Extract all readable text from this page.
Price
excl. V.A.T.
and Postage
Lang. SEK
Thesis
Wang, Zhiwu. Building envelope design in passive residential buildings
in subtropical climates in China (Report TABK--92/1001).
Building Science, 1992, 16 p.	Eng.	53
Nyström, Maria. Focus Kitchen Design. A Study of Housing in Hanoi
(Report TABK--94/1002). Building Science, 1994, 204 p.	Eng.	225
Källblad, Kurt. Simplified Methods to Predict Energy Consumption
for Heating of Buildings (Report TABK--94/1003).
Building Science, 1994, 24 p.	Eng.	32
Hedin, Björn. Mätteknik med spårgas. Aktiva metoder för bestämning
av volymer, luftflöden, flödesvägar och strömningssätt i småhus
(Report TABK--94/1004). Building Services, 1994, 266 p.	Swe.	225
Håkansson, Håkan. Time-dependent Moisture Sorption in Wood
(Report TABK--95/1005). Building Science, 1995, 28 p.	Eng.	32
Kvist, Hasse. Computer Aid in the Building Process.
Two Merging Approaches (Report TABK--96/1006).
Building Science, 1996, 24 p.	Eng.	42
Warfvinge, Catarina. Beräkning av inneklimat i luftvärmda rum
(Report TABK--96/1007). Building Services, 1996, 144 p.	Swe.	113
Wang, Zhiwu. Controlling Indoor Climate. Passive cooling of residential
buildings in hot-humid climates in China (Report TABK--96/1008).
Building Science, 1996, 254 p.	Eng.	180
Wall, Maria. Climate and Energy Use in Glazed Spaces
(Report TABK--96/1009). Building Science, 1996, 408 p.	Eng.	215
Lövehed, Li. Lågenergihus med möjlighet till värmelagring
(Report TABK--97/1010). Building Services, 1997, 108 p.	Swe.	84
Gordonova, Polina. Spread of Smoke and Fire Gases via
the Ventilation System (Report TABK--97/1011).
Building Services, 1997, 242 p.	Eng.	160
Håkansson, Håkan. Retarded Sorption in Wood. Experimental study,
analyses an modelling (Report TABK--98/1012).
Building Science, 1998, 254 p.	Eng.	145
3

▶ _What is asked_
Gather all lines where the word "China" appears.

▶ _Correct response_
in subtropical climates in China (Report TABK--92/1001).
buildings in hot-humid climates in China (Report TABK--96/1008).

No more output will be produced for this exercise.